Start
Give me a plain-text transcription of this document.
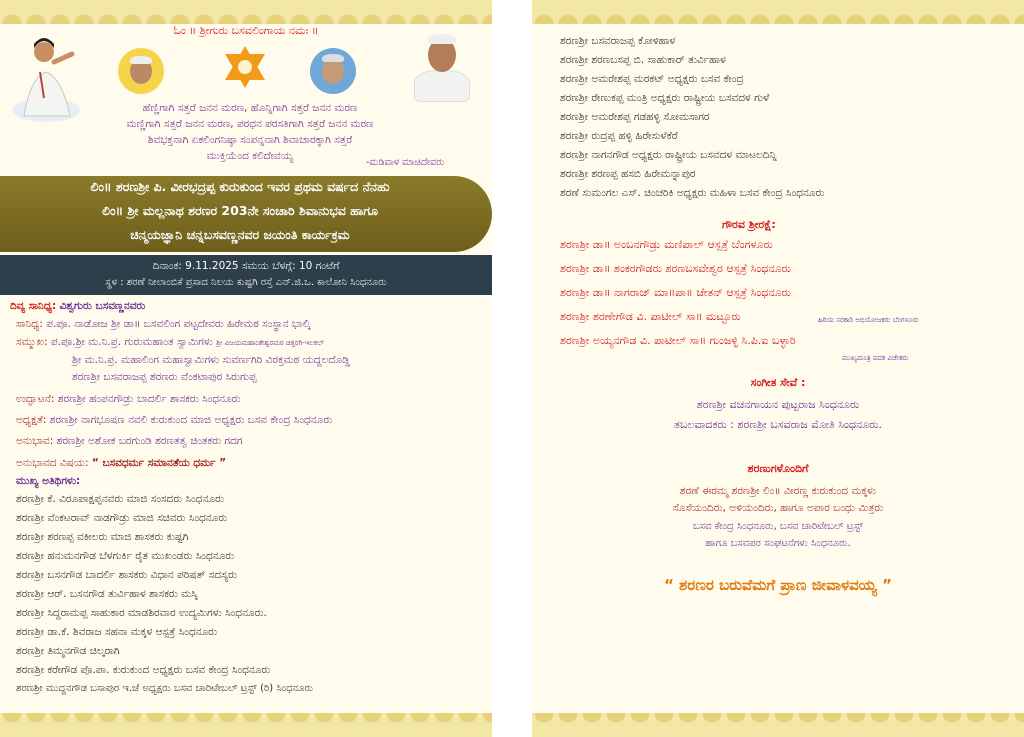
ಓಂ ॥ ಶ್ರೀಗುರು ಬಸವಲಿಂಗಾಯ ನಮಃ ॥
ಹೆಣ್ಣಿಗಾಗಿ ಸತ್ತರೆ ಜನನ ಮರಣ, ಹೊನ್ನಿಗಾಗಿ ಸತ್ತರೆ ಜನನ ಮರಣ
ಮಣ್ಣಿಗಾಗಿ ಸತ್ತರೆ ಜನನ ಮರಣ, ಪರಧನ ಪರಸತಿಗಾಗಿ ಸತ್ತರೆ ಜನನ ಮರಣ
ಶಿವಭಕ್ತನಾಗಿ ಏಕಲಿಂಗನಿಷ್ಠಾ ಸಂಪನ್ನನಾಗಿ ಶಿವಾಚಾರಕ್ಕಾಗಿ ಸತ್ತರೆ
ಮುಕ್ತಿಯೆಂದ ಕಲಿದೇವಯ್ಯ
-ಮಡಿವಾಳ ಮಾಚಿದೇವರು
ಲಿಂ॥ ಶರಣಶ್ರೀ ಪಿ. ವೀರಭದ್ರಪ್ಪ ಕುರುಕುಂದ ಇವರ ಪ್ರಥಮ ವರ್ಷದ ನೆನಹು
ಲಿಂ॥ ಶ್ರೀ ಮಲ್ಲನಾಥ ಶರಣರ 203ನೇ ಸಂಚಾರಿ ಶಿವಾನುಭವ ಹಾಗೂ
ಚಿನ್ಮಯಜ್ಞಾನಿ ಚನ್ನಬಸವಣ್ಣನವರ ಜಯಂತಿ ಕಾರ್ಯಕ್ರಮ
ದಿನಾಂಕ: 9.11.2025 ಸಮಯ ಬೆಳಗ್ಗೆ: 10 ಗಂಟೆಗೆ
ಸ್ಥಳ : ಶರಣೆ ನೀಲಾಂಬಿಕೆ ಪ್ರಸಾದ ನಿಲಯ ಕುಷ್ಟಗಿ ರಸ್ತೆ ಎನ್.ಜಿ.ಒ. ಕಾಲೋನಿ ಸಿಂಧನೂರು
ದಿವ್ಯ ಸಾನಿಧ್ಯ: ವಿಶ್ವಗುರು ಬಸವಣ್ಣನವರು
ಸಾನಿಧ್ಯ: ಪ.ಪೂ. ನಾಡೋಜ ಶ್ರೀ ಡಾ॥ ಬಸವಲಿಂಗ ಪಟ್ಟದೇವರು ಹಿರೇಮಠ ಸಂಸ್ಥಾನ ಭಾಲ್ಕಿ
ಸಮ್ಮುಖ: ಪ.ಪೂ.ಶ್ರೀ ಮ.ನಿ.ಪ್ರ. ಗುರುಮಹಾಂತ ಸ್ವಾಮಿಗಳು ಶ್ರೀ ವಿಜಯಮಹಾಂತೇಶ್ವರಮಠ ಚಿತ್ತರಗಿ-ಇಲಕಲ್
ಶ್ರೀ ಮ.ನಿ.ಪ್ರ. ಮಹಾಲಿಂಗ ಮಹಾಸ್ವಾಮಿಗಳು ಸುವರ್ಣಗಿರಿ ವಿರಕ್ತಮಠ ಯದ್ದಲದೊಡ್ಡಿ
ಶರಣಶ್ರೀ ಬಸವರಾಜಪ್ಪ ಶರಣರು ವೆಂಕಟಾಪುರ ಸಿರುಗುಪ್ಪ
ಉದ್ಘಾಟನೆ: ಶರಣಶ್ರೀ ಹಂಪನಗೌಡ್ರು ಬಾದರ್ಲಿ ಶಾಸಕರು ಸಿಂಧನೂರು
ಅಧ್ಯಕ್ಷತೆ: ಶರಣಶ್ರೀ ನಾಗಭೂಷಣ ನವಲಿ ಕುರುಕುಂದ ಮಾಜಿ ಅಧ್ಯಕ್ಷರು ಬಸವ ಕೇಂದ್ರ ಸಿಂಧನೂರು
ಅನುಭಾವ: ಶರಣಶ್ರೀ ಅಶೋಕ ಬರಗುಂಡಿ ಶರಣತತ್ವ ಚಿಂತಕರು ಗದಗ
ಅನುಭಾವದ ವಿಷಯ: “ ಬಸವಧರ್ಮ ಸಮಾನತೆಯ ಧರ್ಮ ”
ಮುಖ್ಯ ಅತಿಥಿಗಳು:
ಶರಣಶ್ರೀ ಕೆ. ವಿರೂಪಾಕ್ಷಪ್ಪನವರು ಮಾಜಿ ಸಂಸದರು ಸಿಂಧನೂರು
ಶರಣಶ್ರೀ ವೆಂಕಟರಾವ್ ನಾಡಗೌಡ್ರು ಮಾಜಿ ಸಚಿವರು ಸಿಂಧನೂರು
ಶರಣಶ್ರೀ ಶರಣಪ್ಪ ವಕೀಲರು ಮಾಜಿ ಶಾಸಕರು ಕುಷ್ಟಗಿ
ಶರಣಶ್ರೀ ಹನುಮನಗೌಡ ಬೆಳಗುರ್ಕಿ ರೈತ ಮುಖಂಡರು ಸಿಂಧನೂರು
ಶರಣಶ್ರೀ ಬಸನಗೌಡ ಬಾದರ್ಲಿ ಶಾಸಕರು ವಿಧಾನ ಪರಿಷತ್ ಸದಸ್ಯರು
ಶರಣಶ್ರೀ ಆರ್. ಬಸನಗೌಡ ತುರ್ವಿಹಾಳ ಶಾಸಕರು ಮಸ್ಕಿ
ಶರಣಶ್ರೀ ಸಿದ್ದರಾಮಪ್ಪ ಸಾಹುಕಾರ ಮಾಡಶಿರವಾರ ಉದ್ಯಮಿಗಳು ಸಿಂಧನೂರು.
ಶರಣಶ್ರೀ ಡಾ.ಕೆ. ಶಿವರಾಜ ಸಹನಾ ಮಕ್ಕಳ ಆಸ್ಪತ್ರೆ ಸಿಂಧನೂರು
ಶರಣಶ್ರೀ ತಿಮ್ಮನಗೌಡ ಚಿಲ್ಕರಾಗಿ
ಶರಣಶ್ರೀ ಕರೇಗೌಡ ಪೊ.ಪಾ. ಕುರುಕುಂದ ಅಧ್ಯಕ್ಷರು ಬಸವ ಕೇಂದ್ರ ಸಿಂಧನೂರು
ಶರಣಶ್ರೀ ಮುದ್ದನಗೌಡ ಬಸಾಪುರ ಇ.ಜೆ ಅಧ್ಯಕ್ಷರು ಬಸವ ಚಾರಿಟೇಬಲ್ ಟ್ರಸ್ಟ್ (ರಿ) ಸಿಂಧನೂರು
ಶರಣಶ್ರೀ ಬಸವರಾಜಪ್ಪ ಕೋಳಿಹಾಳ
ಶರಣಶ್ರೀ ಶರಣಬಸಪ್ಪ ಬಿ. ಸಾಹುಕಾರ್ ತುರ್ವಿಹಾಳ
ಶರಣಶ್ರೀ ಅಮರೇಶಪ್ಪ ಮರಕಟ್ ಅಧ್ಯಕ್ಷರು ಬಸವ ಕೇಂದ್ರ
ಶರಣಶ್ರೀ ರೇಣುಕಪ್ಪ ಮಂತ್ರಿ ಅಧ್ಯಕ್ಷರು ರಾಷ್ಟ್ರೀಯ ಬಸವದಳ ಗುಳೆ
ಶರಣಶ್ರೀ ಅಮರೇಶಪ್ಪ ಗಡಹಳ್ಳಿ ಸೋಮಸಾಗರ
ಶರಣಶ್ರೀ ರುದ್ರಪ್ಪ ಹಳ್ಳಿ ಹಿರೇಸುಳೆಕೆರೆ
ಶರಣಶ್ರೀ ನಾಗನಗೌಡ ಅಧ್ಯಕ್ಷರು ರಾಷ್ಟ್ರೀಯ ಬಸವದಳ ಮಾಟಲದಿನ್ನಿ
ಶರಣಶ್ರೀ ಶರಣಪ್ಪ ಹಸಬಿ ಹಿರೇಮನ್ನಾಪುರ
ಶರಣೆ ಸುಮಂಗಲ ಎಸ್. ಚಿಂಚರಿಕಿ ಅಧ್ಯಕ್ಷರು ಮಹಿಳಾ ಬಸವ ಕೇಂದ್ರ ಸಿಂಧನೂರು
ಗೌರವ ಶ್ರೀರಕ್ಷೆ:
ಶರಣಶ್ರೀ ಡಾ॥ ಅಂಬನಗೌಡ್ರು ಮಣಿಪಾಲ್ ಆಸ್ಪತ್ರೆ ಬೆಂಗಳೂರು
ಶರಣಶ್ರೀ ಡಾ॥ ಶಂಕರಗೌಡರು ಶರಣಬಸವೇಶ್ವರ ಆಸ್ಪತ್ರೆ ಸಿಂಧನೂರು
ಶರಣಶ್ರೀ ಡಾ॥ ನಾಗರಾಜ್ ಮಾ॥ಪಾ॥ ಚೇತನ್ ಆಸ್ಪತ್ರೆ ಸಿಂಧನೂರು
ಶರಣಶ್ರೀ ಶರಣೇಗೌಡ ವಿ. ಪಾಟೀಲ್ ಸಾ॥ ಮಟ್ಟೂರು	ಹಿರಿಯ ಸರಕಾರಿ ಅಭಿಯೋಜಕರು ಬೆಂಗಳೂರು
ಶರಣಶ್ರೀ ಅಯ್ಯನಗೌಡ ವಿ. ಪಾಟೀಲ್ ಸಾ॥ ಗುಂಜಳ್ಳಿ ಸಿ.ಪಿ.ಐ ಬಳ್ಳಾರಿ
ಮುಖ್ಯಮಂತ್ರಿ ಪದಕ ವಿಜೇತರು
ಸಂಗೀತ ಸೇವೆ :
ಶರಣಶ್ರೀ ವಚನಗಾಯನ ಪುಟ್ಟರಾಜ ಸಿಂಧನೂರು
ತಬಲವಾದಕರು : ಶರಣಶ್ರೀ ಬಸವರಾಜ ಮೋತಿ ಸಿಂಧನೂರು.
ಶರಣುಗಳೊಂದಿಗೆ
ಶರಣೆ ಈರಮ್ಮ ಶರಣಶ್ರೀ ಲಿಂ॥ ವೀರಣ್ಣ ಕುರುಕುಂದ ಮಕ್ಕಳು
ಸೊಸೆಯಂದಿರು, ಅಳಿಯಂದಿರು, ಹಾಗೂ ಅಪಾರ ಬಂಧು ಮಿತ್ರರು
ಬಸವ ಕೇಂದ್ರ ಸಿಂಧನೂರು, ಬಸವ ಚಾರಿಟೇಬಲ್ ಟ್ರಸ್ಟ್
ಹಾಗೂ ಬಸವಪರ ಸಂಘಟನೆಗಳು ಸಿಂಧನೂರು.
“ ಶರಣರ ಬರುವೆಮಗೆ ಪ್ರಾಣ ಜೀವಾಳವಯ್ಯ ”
End
Start
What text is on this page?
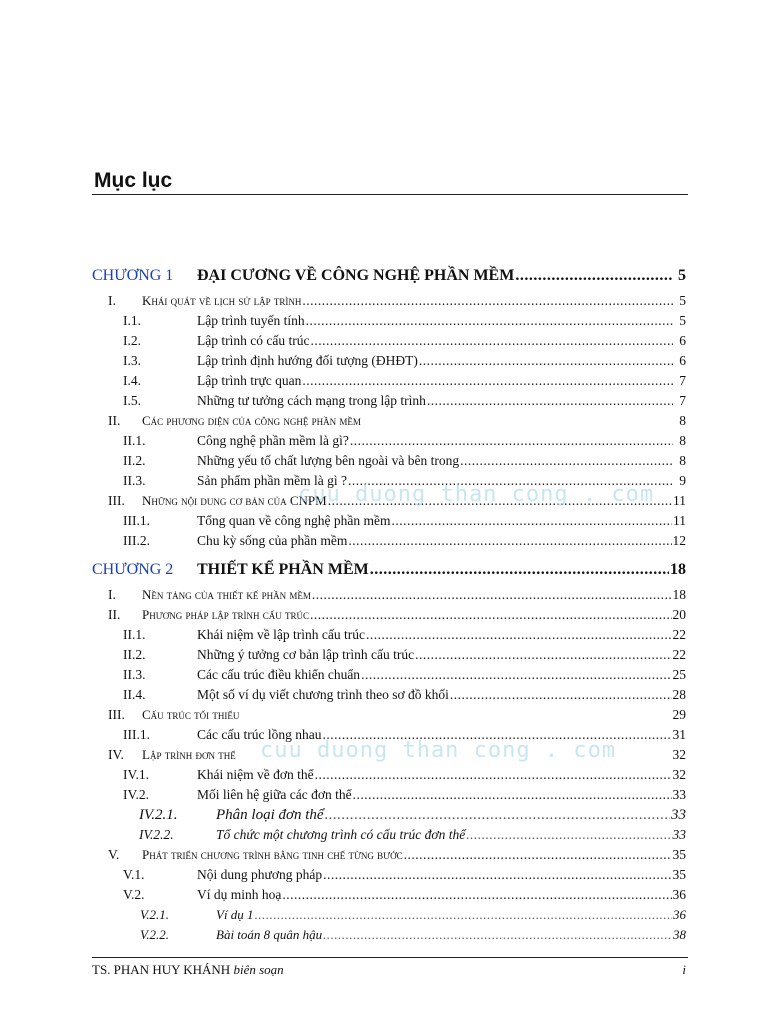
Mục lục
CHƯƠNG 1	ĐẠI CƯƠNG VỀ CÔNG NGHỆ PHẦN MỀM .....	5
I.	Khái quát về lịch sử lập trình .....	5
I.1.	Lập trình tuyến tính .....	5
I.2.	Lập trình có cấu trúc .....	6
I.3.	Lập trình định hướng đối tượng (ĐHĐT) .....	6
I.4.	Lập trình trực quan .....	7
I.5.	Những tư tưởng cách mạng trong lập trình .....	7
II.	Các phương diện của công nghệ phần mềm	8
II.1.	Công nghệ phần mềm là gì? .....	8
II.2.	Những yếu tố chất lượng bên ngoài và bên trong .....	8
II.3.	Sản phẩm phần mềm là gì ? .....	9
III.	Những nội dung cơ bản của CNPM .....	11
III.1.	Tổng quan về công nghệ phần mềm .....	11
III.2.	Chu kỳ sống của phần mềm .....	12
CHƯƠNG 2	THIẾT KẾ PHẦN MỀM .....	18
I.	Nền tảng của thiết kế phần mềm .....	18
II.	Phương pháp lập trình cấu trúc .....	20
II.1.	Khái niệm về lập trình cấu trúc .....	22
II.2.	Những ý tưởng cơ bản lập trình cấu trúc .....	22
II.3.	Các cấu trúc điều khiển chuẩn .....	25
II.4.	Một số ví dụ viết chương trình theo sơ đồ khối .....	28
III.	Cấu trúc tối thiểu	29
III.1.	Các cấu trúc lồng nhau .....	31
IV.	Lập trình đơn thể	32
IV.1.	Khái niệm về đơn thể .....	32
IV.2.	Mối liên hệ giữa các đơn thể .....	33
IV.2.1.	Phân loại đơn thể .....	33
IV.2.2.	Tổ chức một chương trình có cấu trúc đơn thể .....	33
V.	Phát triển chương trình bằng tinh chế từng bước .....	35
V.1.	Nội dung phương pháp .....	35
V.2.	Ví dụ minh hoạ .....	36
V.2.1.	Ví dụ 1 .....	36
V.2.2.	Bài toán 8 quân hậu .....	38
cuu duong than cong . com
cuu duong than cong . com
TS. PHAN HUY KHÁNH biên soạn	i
End
EXERCISE:
Copy out every line that includes the word "ಶರಣಪ".

REPLY:
ಶರಣಶ್ರೀ ಶರಣಪ್ಪ ವಕೀಲರು ಮಾಜಿ ಶಾಸಕರು ಕುಷ್ಟಗಿ
ಶರಣಶ್ರೀ ಶರಣಪ್ಪ ಹಸಬಿ ಹಿರೇಮನ್ನಾಪುರ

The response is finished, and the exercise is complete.